§ **Article**

On the other hand, A/B testing platform 108 may include a number of long-running controlled experiments 110 that are no longer used to compare the performance of the corresponding treatment and control versions and/or make decisions related to selecting the treatment or control versions for subsequent exposure to users. For example, some controlled experiments 110 may continue executing on A/B testing platform 108 for sustained periods (e.g., weeks or months) after treatment versions in the experiments have been fully ramped to 100% of users. In turn, such experiments may consume computational and/or storage resources on A/B testing platform 108 without utilizing the functionality of and/or deriving value from A/B testing platform 108.
In one or more embodiments, A/B testing platform 108 uses built-in A/B testing functionality to automatically detect and/or terminate unused controlled experiments 110. As shown in
Execution apparatus 206 manages the execution of an A/B test 224 in the A/B testing platform. First, execution apparatus 206 uses a configuration 208 for A/B test 224 to set up A/B test 224 in the A/B testing platform. Configuration 208 may be obtained from a user setting up A/B test 224 (e.g., an owner of A/B test 224). For example, the user may specify parameters of configuration 208 through a user interface provided by the A/B testing platform and/or a domain-specific language (DSL) associated with the A/B testing platform.

[Bounding box entries]
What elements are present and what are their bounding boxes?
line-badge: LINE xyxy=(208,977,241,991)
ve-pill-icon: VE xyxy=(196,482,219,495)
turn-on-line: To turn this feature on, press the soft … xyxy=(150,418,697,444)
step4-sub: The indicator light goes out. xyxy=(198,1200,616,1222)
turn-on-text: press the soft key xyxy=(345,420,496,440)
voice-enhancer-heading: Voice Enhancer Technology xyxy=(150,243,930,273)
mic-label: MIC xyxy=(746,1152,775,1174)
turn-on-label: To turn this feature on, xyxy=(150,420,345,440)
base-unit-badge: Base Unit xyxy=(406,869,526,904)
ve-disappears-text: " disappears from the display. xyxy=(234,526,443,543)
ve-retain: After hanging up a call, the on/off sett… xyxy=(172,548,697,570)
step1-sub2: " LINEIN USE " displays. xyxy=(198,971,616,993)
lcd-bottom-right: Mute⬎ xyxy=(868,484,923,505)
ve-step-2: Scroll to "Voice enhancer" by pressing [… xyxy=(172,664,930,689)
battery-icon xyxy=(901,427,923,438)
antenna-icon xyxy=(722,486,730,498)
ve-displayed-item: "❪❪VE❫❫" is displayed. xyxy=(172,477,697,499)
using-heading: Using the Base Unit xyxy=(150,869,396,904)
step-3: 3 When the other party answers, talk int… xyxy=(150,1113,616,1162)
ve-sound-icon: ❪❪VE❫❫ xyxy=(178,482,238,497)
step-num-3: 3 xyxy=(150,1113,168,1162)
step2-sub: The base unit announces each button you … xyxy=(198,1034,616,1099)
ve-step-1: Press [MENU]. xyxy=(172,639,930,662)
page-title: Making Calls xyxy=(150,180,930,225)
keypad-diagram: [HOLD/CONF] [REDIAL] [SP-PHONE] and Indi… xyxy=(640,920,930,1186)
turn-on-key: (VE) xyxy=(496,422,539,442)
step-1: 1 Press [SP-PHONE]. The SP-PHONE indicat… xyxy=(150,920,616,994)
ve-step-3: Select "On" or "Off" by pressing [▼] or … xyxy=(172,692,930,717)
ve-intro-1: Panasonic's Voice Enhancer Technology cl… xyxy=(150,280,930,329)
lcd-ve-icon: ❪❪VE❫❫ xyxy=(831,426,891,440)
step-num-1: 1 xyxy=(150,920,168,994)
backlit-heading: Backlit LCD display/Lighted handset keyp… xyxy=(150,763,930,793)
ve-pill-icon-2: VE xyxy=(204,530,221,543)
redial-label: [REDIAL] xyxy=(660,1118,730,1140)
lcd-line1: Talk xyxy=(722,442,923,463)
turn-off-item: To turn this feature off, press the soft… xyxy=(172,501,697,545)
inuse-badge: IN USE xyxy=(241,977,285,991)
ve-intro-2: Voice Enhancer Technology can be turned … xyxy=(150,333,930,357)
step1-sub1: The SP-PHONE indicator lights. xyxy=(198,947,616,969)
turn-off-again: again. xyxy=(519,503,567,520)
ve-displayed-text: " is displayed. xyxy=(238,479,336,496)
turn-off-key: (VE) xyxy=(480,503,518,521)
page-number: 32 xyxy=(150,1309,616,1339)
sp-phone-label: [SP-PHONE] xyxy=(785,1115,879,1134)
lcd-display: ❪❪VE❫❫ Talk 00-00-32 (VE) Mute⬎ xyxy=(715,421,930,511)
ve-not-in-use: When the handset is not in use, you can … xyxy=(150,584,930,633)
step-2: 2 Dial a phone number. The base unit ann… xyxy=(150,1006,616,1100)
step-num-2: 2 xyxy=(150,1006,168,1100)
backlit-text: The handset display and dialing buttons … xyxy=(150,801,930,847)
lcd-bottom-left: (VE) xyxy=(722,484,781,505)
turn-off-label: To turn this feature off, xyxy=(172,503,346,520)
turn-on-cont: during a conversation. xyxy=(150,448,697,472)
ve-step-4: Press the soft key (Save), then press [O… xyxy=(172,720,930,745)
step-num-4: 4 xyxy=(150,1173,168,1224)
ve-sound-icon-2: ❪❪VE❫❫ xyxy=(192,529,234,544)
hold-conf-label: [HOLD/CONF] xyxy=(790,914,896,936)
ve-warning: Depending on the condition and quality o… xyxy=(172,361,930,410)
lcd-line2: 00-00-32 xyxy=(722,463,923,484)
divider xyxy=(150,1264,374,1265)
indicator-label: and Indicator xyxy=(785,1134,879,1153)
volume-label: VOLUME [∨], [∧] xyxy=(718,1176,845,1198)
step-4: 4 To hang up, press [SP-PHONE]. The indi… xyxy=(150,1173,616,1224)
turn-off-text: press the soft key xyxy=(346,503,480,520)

§ **Actions to take**
• 1. Name every part in the A/B testing passage that has a reference number, and give each one's number.
• 2. Pick up the A/B testing passage where it ends and keep writing.
You won't need the items for anything here.

§ **Results by task**
• 1.
A/B testing platform 108
controlled experiments 110
execution apparatus 206
configuration 208
A/B test 224

• 2.
Parameters of configuration 208 may define criteria for targeting users with A/B test 224. For example, configuration 208 may specify one or more segments of users for inclusion in A/B test 224. Each segment may include attributes of the corresponding users, such as the users' locations, industries, companies, languages, and/or member identifiers. The attributes may also indicate the presence or absence of profile pictures, summaries, endorsements, and/or other fields in the users' profiles (e.g., with an online network and/or website). Within each segment, configuration 208 may specify a distribution of treatment assignments in A/B test 224 (e.g., 50% treatment and 50% control, 10% treatment and 90% control, 100% treatment, etc.).
Execution apparatus 206 uses configuration 208 to select users for inclusion in A/B test 224 and/or assign users in A/B test 224 for exposure to the treatment or control variants of A/B test 224. In turn, execution apparatus 206 may allow external code blocks 210 created by the owner of A/B test 224 to receive treatment assignments via an application-programming interface (API) associated with the A/B testing platform. For example, code blocks 210 may include conditional statements that call the API to retrieve treatment assignments for one or more users and select treatment or control variants for subsequent exposure to the users based on the treatment assignments.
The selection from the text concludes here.